#### STATED PROBLEM:
Determine how many lines in the entries below include "panel". The reply should be that number and nothing else.

Entries from a visual dataset
-.-.-

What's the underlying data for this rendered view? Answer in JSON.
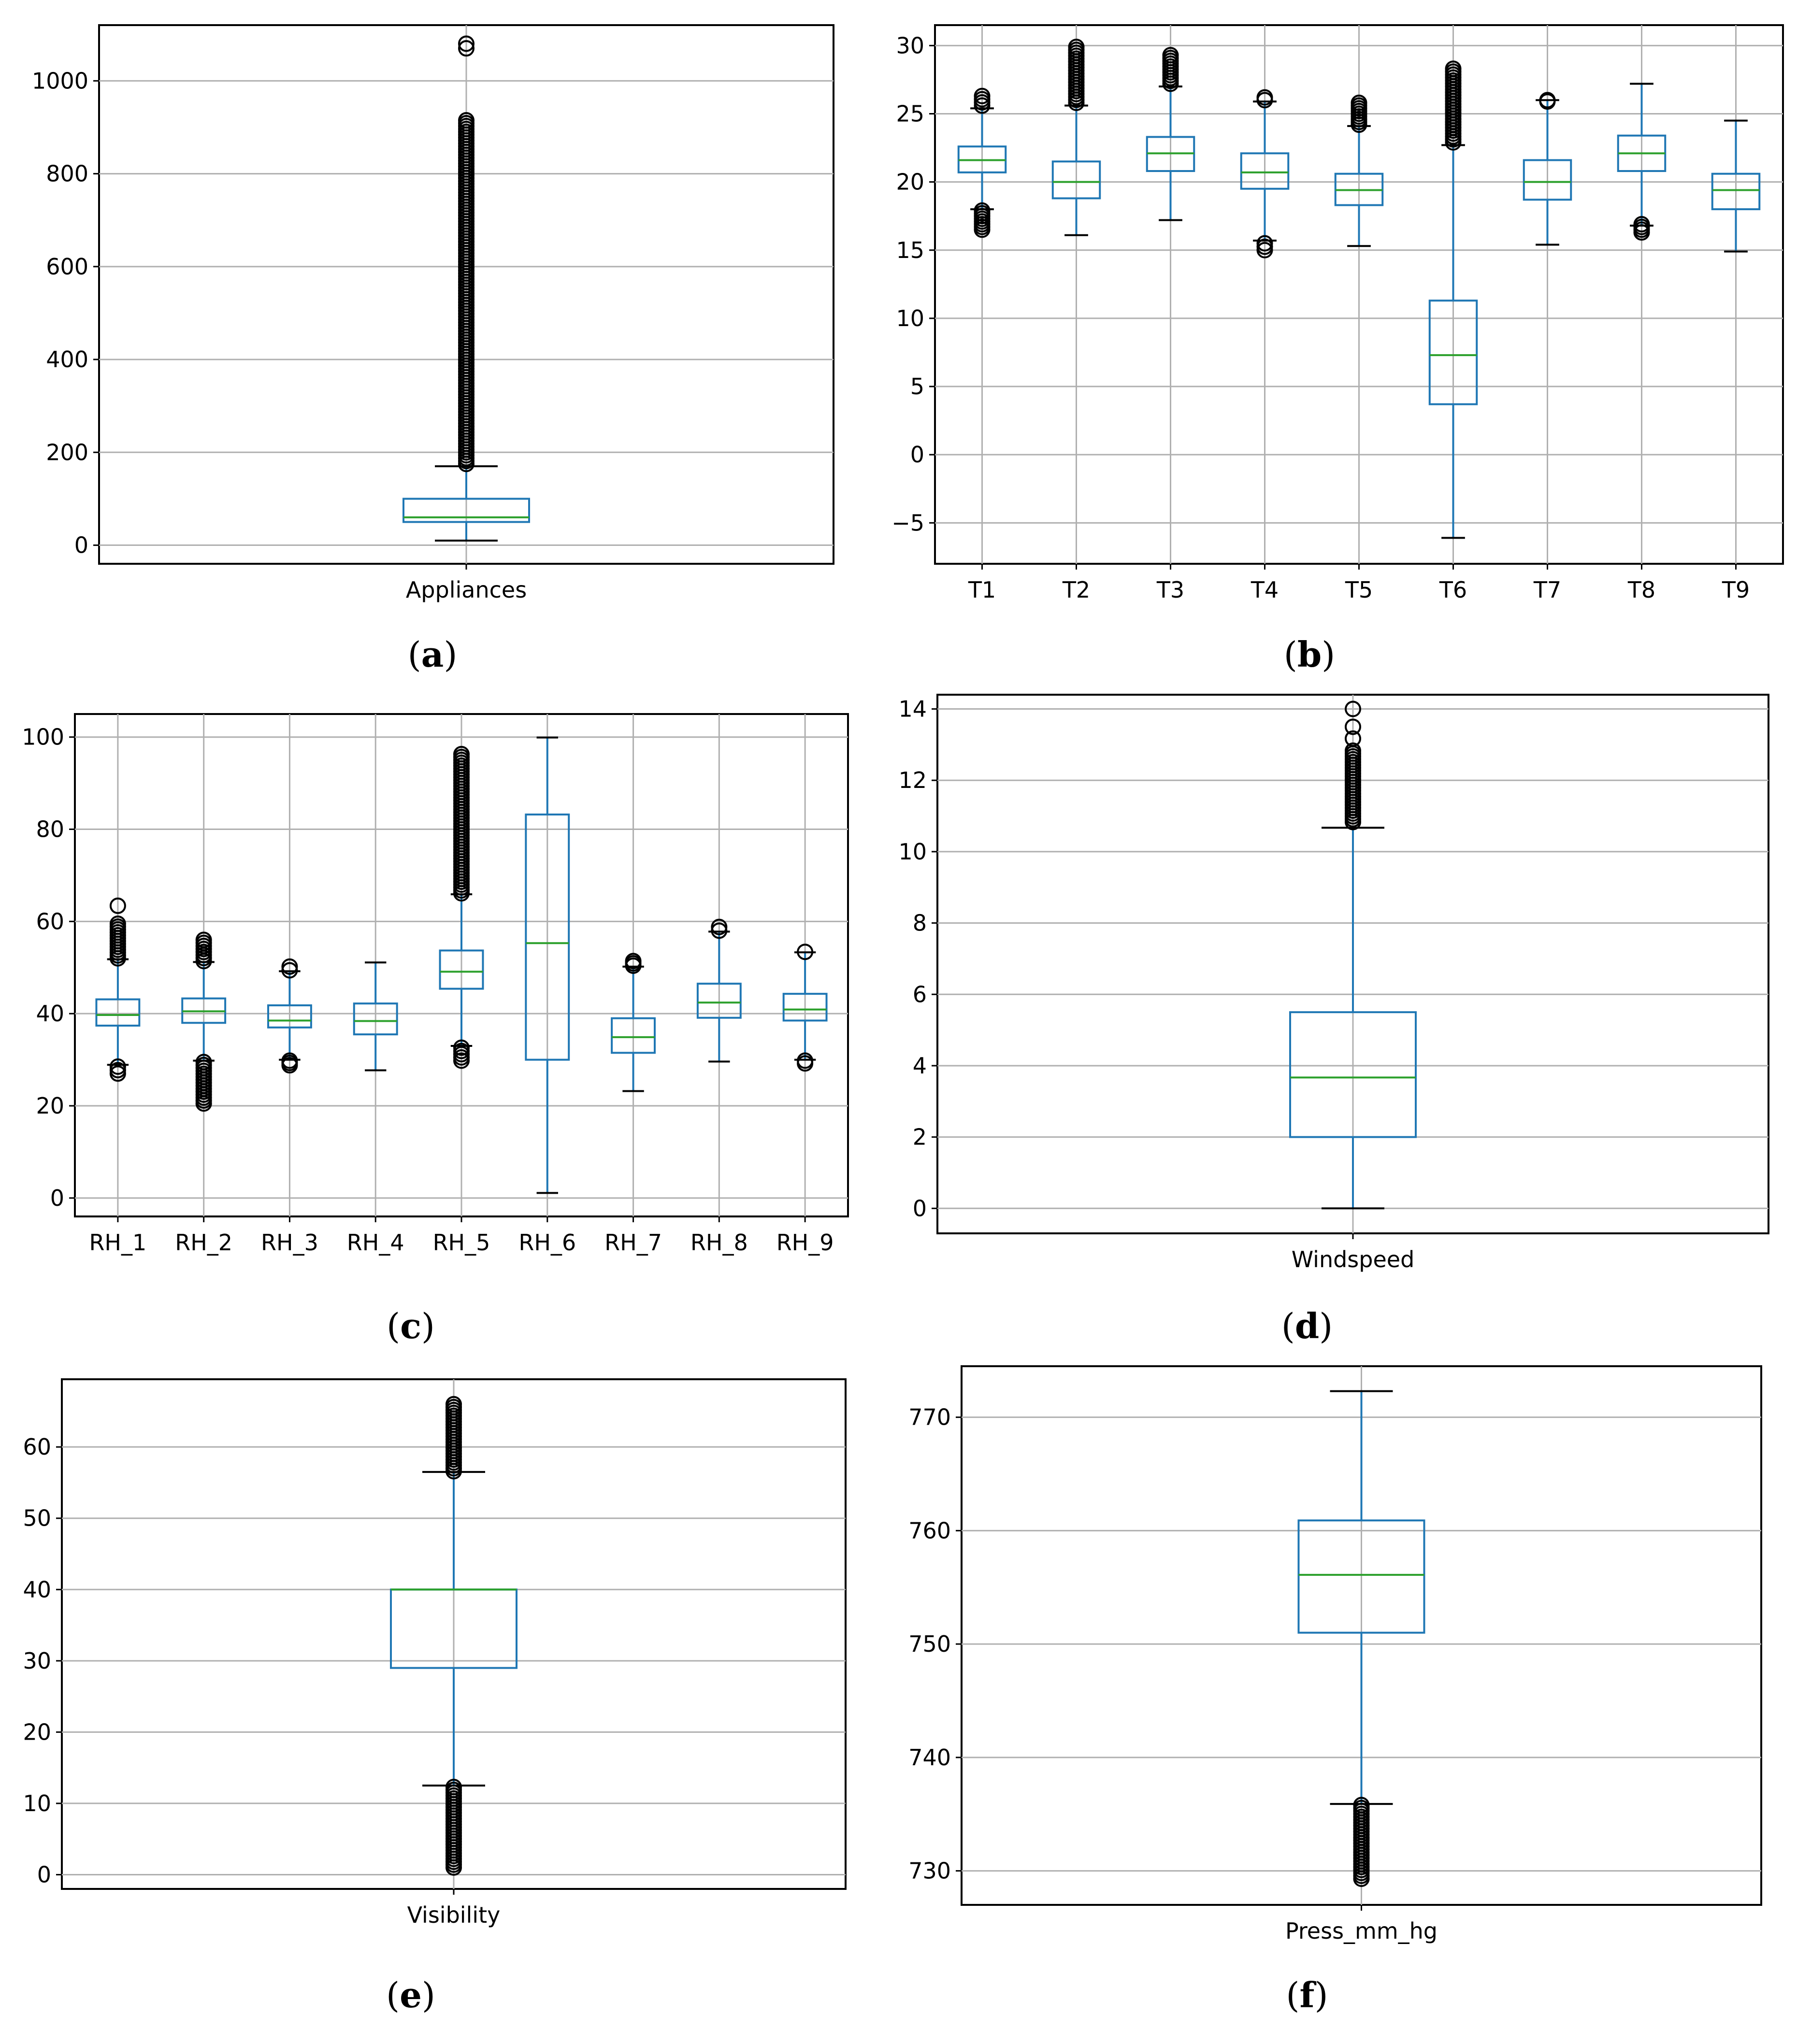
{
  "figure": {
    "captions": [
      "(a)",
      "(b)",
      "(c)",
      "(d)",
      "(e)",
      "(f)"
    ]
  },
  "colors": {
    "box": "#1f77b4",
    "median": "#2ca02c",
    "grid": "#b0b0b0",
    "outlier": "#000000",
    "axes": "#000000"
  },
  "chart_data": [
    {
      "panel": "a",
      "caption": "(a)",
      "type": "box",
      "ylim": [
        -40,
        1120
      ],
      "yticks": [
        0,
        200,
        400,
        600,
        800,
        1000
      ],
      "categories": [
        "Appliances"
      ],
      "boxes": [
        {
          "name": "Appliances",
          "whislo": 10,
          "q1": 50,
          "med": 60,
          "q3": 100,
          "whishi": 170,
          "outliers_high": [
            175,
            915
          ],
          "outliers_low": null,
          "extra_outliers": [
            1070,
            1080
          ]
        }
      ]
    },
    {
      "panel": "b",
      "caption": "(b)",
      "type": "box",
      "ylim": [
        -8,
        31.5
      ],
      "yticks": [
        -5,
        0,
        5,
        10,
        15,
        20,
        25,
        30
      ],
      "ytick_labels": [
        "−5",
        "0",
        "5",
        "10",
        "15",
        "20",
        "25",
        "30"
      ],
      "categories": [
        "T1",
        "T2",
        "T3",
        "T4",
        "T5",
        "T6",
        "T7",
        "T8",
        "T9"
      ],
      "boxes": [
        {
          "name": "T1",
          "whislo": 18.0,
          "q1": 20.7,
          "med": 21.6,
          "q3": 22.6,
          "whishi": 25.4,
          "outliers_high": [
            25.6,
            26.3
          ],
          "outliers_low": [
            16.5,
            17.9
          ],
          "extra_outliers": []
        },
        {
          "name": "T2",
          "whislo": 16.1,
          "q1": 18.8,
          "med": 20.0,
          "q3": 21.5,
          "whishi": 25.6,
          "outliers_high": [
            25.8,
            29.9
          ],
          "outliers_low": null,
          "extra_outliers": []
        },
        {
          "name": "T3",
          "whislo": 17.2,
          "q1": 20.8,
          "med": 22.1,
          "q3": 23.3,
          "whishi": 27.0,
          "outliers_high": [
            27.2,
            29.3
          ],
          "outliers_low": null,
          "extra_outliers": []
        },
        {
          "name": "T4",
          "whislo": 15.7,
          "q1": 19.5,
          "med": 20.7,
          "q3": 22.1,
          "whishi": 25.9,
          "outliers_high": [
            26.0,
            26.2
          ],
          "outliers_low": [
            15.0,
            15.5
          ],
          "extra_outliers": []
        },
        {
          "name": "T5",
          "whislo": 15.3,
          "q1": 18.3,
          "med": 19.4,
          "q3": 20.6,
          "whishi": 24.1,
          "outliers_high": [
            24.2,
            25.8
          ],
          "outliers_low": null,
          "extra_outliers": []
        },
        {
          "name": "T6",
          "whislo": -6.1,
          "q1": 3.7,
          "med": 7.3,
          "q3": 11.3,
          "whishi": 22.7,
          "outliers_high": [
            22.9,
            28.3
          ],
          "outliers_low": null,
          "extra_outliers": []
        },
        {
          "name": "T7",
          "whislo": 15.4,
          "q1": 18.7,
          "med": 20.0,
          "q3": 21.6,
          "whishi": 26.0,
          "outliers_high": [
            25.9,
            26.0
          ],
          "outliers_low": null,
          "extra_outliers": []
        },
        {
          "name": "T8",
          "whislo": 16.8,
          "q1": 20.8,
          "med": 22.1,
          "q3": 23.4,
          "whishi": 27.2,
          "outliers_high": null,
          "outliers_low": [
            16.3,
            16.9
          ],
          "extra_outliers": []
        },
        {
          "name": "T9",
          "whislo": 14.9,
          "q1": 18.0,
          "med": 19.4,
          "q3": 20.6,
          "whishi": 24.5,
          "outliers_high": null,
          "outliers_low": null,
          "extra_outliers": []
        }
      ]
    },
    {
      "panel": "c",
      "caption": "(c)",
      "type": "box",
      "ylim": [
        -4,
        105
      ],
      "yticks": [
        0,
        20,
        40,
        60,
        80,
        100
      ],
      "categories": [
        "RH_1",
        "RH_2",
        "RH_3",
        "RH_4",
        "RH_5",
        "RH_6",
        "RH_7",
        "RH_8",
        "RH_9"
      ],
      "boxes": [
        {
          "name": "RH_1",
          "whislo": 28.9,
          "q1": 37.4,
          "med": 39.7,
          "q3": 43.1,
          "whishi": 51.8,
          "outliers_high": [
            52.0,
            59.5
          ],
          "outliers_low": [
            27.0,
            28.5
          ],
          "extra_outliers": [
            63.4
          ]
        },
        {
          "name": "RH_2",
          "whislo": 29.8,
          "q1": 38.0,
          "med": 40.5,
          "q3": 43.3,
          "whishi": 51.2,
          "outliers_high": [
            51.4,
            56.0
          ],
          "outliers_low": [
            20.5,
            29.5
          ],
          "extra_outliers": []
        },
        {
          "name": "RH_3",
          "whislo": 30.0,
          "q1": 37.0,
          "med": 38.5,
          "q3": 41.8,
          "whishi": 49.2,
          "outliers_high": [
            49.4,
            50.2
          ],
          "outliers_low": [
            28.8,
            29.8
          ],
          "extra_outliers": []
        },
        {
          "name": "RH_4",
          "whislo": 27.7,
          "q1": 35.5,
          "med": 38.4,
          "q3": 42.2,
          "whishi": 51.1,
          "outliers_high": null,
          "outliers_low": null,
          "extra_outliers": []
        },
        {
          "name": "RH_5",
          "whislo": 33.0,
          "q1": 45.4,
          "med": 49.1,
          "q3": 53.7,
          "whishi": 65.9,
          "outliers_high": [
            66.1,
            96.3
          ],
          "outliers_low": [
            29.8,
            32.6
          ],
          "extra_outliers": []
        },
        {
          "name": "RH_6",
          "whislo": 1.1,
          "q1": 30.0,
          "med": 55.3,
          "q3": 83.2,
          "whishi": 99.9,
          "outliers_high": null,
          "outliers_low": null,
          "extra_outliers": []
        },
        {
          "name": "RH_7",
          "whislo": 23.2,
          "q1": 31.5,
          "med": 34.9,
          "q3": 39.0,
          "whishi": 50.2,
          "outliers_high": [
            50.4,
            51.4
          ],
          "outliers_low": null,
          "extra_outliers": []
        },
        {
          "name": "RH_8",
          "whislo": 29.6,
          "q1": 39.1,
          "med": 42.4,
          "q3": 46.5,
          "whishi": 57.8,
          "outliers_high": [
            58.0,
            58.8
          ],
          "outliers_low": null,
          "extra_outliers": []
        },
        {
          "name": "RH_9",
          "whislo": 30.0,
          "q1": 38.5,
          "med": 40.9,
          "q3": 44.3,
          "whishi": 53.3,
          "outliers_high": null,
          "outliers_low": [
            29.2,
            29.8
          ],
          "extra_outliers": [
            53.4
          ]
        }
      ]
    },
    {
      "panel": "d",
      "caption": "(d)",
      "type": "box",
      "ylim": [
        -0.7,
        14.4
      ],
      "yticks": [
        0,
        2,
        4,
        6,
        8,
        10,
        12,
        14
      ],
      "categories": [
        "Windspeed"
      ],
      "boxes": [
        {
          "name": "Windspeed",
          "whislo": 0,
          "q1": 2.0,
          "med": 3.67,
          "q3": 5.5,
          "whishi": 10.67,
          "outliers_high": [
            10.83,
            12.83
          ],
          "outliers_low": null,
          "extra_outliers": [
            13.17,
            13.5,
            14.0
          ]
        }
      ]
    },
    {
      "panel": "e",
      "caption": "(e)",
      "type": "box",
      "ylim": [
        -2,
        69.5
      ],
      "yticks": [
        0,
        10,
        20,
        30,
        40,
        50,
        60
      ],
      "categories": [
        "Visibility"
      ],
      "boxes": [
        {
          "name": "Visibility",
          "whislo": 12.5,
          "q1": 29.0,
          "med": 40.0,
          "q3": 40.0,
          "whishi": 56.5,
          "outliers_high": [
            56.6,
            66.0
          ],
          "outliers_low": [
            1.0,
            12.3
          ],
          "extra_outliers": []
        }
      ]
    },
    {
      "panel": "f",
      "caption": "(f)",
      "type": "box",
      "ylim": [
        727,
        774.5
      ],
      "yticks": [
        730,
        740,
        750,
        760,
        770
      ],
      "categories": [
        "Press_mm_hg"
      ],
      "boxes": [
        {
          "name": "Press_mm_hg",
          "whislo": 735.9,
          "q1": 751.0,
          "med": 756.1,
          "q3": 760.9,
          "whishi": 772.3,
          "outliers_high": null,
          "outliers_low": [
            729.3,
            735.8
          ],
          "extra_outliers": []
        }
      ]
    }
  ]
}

-.-.-

#### WRITTEN RESPONSE:
6